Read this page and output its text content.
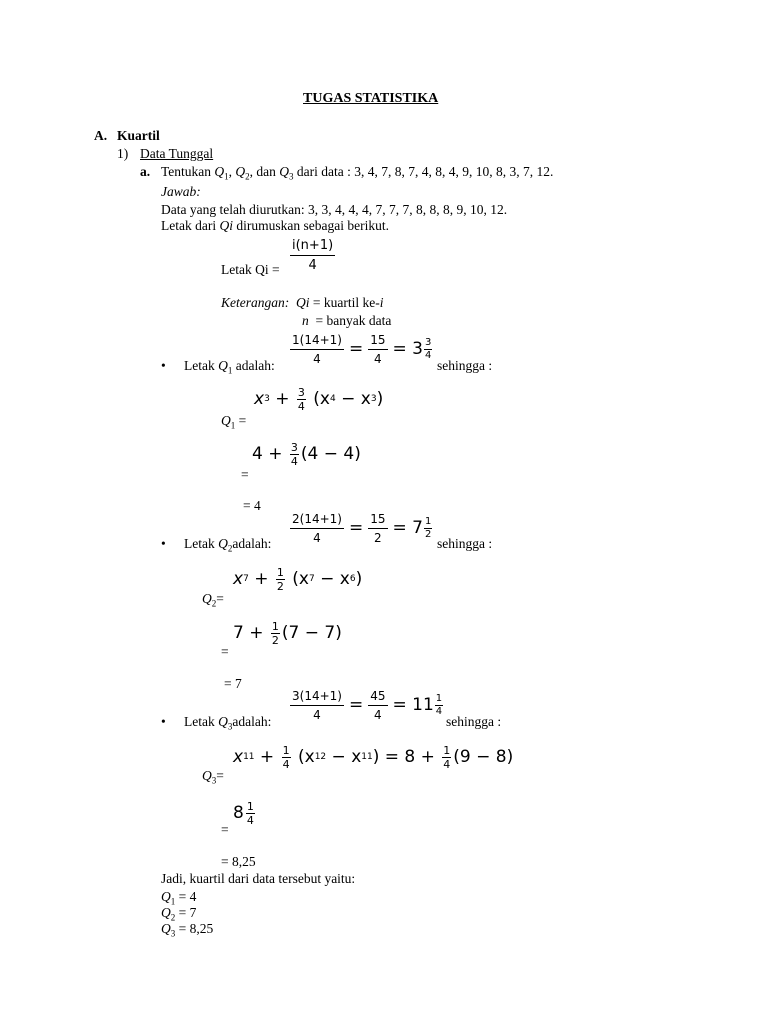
TUGAS STATISTIKA
A. Kuartil
1) Data Tunggal
a. Tentukan $Q_1$, $Q_2$, dan $Q_3$ dari data : 3, 4, 7, 8, 7, 4, 8, 4, 9, 10, 8, 3, 7, 12.
Jawab:
Data yang telah diurutkan: 3, 3, 4, 4, 4, 7, 7, 7, 8, 8, 8, 9, 10, 12.
Letak dari Qi dirumuskan sebagai berikut.
Letak $Qi = \frac{i(n+1)}{4}$
Keterangan: Qi = kuartil ke-i
n  = banyak data
•
Letak $Q_1$ adalah:
$\frac{1(14+1)}{4} = \frac{15}{4} = 3$ 3
4
sehingga :
$Q_1$ =
x $3 + \frac{3}{4} (x$ 4 − x 3 )
=
$4 + \frac{3}{4} (4 - 4)$
= 4
•
Letak $Q_2adalah$: $\frac{2(14+1)}{4} = \frac{15}{2} = 7$ 1
2
sehingga :
$Q_2=$
x $7 + \frac{1}{2} (x$ 7 − x 6 )
=
$7 + \frac{1}{2} (7 - 7)$
= 7
•
Letak $Q_3adalah$:
$\frac{3(14+1)}{4} = \frac{45}{4} = 11$ 1
4
sehingga :
$Q_3=$
x $11 + \frac{1}{4} (x$ 12 − x 11 ) = $8 + \frac{1}{4} (9 - 8)$
=
8 1
4
= 8,25
Jadi, kuartil dari data tersebut yaitu:
$Q_1 = 4$
$Q_2 = 7$
$Q_3 = 8,25$
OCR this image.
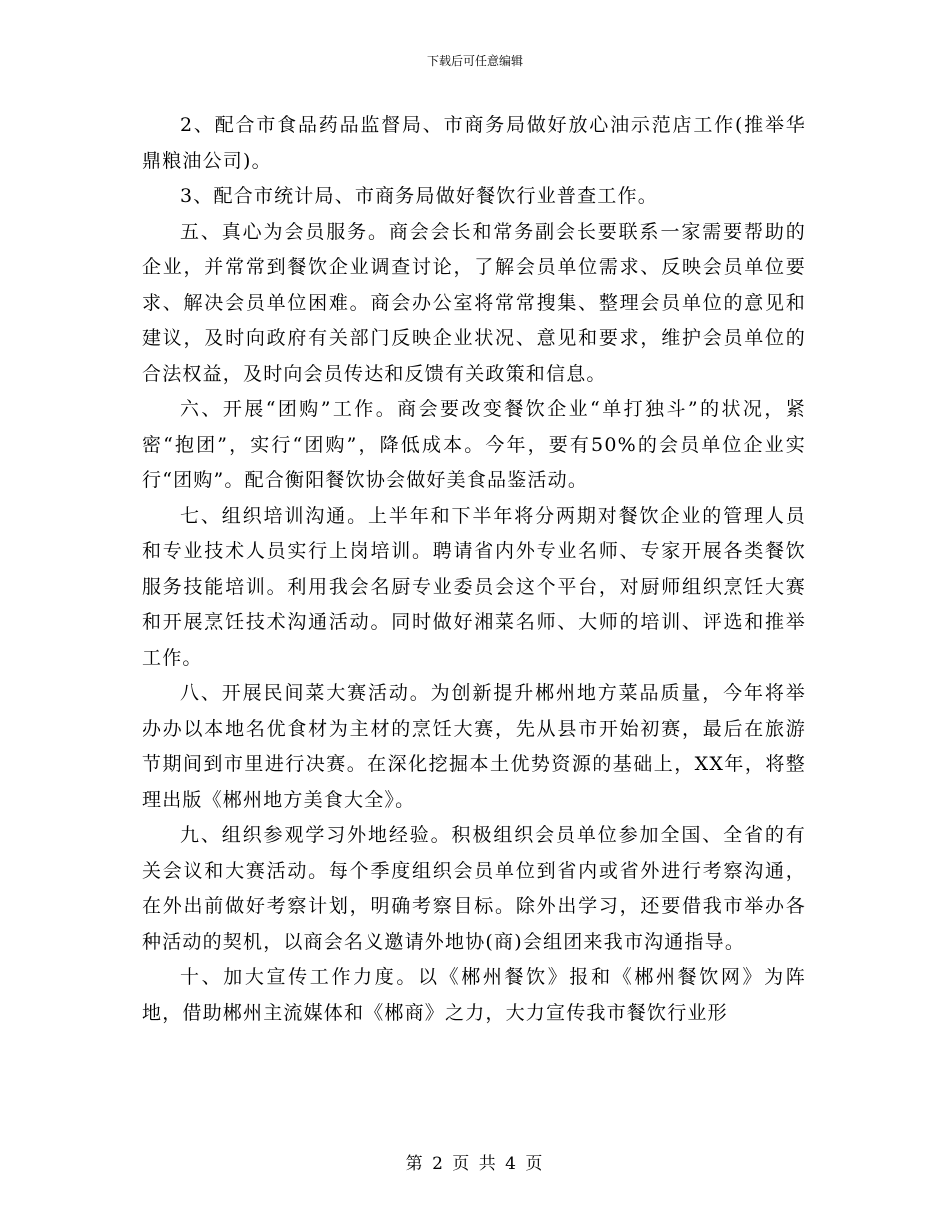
下载后可任意编辑

2、配合市食品药品监督局、市商务局做好放心油示范店工作(推举华鼎粮油公司)。

3、配合市统计局、市商务局做好餐饮行业普查工作。

五、真心为会员服务。商会会长和常务副会长要联系一家需要帮助的企业，并常常到餐饮企业调查讨论，了解会员单位需求、反映会员单位要求、解决会员单位困难。商会办公室将常常搜集、整理会员单位的意见和建议，及时向政府有关部门反映企业状况、意见和要求，维护会员单位的合法权益，及时向会员传达和反馈有关政策和信息。

六、开展“团购”工作。商会要改变餐饮企业“单打独斗”的状况，紧密“抱团”，实行“团购”，降低成本。今年，要有50%的会员单位企业实行“团购”。配合衡阳餐饮协会做好美食品鉴活动。

七、组织培训沟通。上半年和下半年将分两期对餐饮企业的管理人员和专业技术人员实行上岗培训。聘请省内外专业名师、专家开展各类餐饮服务技能培训。利用我会名厨专业委员会这个平台，对厨师组织烹饪大赛和开展烹饪技术沟通活动。同时做好湘菜名师、大师的培训、评选和推举工作。

八、开展民间菜大赛活动。为创新提升郴州地方菜品质量，今年将举办办以本地名优食材为主材的烹饪大赛，先从县市开始初赛，最后在旅游节期间到市里进行决赛。在深化挖掘本土优势资源的基础上，XX年，将整理出版《郴州地方美食大全》。

九、组织参观学习外地经验。积极组织会员单位参加全国、全省的有关会议和大赛活动。每个季度组织会员单位到省内或省外进行考察沟通，在外出前做好考察计划，明确考察目标。除外出学习，还要借我市举办各种活动的契机，以商会名义邀请外地协(商)会组团来我市沟通指导。

十、加大宣传工作力度。以《郴州餐饮》报和《郴州餐饮网》为阵地，借助郴州主流媒体和《郴商》之力，大力宣传我市餐饮行业形

第 2 页 共 4 页
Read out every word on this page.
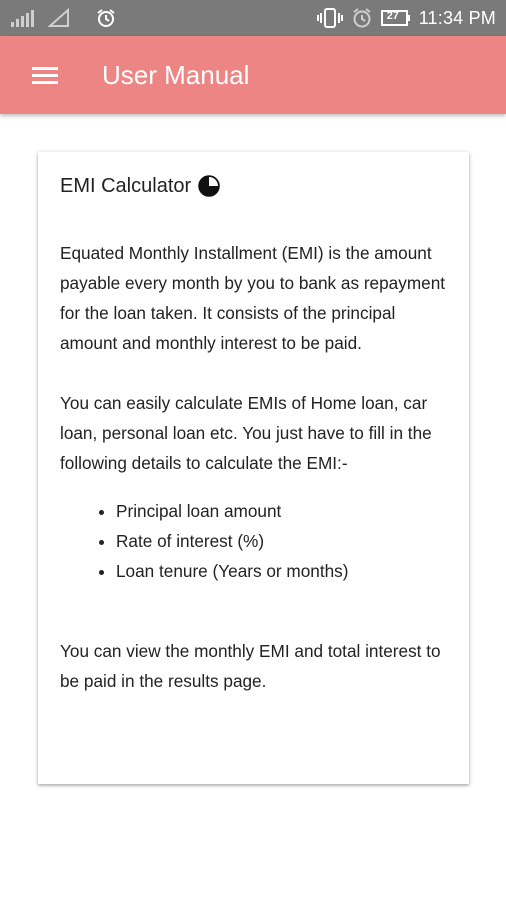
27 11:34 PM
User Manual
EMI Calculator

Equated Monthly Installment (EMI) is the amount payable every month by you to bank as repayment for the loan taken. It consists of the principal amount and monthly interest to be paid.

You can easily calculate EMIs of Home loan, car loan, personal loan etc. You just have to fill in the following details to calculate the EMI:-

• Principal loan amount
• Rate of interest (%)
• Loan tenure (Years or months)

You can view the monthly EMI and total interest to be paid in the results page.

^^^^

TASK STATEMENT: Search the records for the word "Read" and copy every line where it occurs.

REPLY TO THE TASK:
Read this page and output its text content.
Read out every word on this page.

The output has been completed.